文本摘录:
################

如果在张量 p 上运行 register_hook,则注册的是 p.grad_fn 之上的 pre_hooks_,此时还没有进行梯度计算,所以此时得到的梯度只是梯度函数的输入,是一个临时变量,并没有累加到实际的 grad 内存上,所以 tensor 的hook 一般是专门用来观察临时梯度的。

如果在AccumulateGrad 上运行 register_hook,则注册的是 p.grad_fn 之上的 post_hooks_,此时已经完成了梯度计算,此时才能得到梯度,p 和它的 grad 是不会释放的。

grad_fn 的 hook 是没有默认传入参数的,实现 allreduce 一般传入参数 p,p也就是这个 grad_fn 对应的变量,,所以使用 functools.partial 来构建参数。

所以,为了得到正确的梯度,应该使用 post_hook,就是在梯度函数上直接运行 register_hook。

  • expand_as 的使用。

这是因为在调用 _register_post_backward_hooks 时候,还没有前向计算,所以此时 p 上的梯度函数 grad_fn 还没有生成。expand_as 的作用就是:可以生成这个梯度函数 grad_fn,而且不会产生实际梯度。

如下代码可以演示的更清楚。

a = torch.tensor(1.0, requires_grad=True)
print(a.grad_fn) # None,此时没有前向计算,所以没有梯度函数

a_temp = a.expand_as(a) # 虽然没有前向计算,但是也可以生成梯度函数,而且不产生实际梯度
print(a_temp.grad_fn) # ExpandBackward
print(a_temp.grad_fn.next_functions[0][0]) # AccumulateGrad
  
# 输出是:
None
<ExpandBackward object at 0x7fef9794e898> 
<AccumulateGrad object at 0x7fef9794e7f0> # 就是在这里注册 hook 

注:以上技巧是我从一个朋友 Huper (https://www.zhihu.com/people/huper-52/answers) 那里学习到的

具体注册 hook 代码如下:

def _register_post_backward_hooks(self) -> None:
    """
    Register backward hooks to reshard params and reduce-scatter grads.

################

已存数据条目
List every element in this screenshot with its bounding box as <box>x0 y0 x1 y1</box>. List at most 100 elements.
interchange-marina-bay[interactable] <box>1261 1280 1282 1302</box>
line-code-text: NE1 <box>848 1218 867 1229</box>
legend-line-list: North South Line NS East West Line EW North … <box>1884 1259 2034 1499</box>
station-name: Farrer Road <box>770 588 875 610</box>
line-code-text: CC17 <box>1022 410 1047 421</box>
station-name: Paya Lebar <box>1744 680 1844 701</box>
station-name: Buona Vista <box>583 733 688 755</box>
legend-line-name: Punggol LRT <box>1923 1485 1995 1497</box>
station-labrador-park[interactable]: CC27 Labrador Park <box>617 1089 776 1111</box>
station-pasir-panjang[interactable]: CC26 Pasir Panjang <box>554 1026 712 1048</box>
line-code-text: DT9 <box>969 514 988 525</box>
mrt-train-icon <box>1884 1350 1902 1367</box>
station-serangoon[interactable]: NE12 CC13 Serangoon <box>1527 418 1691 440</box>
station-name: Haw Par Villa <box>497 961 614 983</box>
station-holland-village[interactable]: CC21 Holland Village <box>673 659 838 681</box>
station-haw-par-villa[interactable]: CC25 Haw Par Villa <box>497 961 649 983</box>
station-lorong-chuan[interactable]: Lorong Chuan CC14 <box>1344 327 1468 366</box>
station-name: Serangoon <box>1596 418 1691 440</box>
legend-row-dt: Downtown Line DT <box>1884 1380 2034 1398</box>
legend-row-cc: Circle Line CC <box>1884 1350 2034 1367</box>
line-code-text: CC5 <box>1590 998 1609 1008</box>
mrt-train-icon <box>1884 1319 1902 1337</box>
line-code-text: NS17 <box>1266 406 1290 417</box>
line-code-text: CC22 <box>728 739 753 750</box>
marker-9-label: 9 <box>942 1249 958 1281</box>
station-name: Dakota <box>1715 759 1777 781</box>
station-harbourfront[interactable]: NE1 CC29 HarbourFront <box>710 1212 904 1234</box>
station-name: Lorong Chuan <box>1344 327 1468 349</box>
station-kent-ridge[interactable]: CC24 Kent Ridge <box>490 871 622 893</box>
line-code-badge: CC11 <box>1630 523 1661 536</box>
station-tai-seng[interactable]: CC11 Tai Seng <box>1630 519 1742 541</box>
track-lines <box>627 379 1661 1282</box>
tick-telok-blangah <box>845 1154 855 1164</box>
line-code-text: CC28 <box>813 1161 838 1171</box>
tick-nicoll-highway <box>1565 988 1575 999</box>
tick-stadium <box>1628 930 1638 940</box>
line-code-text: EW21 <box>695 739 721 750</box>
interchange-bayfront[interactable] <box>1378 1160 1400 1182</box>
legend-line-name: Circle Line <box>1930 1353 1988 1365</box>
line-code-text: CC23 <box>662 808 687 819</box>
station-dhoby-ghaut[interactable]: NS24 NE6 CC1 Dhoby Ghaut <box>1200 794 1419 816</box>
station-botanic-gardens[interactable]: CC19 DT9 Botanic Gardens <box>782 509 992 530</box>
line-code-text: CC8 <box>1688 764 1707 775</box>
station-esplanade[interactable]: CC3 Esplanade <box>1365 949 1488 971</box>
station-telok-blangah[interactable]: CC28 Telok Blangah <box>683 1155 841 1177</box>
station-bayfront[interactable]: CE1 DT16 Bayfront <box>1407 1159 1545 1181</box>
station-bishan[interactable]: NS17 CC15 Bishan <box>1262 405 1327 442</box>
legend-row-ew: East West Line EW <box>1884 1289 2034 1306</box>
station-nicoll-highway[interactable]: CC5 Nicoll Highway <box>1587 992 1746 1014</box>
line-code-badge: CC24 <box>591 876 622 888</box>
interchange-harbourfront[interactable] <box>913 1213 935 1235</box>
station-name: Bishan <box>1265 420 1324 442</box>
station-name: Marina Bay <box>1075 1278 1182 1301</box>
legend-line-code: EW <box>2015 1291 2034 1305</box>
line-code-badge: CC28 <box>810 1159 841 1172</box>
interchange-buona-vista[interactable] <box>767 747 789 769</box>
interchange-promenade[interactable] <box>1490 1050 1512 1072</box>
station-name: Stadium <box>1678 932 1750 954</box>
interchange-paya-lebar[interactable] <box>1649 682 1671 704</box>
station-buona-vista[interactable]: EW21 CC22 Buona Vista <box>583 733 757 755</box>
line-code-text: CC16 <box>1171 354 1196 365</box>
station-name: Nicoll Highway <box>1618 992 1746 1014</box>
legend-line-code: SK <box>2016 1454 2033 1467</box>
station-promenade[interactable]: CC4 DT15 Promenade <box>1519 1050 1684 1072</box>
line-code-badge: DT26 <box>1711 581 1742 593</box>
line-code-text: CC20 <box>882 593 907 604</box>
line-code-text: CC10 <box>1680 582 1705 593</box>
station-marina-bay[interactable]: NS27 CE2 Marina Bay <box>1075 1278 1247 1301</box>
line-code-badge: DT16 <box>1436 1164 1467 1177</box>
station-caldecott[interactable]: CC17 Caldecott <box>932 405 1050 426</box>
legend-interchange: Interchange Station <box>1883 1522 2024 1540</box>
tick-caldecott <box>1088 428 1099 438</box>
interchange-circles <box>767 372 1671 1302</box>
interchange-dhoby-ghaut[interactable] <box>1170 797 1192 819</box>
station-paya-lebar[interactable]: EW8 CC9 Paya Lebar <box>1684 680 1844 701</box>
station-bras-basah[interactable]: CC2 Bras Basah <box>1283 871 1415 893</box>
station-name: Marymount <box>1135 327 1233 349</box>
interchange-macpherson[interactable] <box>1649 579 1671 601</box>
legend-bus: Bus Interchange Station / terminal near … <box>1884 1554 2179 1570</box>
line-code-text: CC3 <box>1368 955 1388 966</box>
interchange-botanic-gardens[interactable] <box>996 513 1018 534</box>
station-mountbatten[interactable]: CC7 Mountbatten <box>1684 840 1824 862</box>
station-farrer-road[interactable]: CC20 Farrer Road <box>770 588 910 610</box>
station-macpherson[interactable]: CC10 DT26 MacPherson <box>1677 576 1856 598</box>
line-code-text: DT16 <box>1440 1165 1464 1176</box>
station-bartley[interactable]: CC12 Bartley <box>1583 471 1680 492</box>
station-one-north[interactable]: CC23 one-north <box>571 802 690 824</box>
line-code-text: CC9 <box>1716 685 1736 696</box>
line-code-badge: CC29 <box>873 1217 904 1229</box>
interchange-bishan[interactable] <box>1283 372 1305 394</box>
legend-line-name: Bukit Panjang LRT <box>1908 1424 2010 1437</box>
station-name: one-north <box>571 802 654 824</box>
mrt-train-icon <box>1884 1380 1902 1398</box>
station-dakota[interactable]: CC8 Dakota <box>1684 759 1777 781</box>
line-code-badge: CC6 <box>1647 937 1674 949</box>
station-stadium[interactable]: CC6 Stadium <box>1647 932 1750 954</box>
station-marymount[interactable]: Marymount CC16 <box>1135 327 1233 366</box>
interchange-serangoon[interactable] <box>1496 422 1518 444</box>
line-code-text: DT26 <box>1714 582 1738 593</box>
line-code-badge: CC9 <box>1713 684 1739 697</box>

################

练习要求:
1) 请输出关于梯度钩子的文本摘录中从“如果在AccumulateGrad 上运行 register_hook,则注册的是”到“对应的变量,,所以使用 functools.partial 来构建参数。”的部分,原文照录。
2) 根据关于梯度钩子的文本摘录,在尚未进行前向计算时,expand_as 起什么作用?

参考答案:
1)
如果在AccumulateGrad 上运行 register_hook,则注册的是 p.grad_fn 之上的 post_hooks_,此时已经完成了梯度计算,此时才能得到梯度,p 和它的 grad 是不会释放的。

grad_fn 的 hook 是没有默认传入参数的,实现 allreduce 一般传入参数 p,p也就是这个 grad_fn 对应的变量,,所以使用 functools.partial 来构建参数。

2) 它可以生成梯度函数 grad_fn,而且不会产生实际梯度。